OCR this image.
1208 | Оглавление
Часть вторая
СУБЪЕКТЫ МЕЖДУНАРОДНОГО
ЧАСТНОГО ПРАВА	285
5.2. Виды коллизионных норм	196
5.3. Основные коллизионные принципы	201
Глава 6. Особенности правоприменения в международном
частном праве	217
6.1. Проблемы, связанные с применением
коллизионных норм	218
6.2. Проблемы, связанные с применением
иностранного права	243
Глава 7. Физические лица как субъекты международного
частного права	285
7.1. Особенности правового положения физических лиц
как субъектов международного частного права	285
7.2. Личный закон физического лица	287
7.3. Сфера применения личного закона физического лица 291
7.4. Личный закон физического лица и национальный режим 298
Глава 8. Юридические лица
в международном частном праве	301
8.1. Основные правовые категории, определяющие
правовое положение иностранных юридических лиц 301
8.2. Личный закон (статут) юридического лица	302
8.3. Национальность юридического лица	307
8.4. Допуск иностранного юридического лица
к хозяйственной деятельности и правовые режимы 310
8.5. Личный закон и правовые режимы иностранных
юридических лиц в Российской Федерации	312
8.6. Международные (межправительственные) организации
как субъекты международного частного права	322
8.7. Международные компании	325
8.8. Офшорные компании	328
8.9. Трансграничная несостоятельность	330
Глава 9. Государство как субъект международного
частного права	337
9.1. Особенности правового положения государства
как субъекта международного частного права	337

=-=-=-=-=

Using the material above, print every entry exactly as written.

- **SOLUTION TO THIS TASK**
OCR this image.
1208 | Оглавление
Часть вторая
СУБЪЕКТЫ МЕЖДУНАРОДНОГО
ЧАСТНОГО ПРАВА	285
5.2. Виды коллизионных норм	196
5.3. Основные коллизионные принципы	201
Глава 6. Особенности правоприменения в международном
частном праве	217
6.1. Проблемы, связанные с применением
коллизионных норм	218
6.2. Проблемы, связанные с применением
иностранного права	243
Глава 7. Физические лица как субъекты международного
частного права	285
7.1. Особенности правового положения физических лиц
как субъектов международного частного права	285
7.2. Личный закон физического лица	287
7.3. Сфера применения личного закона физического лица 291
7.4. Личный закон физического лица и национальный режим 298
Глава 8. Юридические лица
в международном частном праве	301
8.1. Основные правовые категории, определяющие
правовое положение иностранных юридических лиц 301
8.2. Личный закон (статут) юридического лица	302
8.3. Национальность юридического лица	307
8.4. Допуск иностранного юридического лица
к хозяйственной деятельности и правовые режимы 310
8.5. Личный закон и правовые режимы иностранных
юридических лиц в Российской Федерации	312
8.6. Международные (межправительственные) организации
как субъекты международного частного права	322
8.7. Международные компании	325
8.8. Офшорные компании	328
8.9. Трансграничная несостоятельность	330
Глава 9. Государство как субъект международного
частного права	337
9.1. Особенности правового положения государства
как субъекта международного частного права	337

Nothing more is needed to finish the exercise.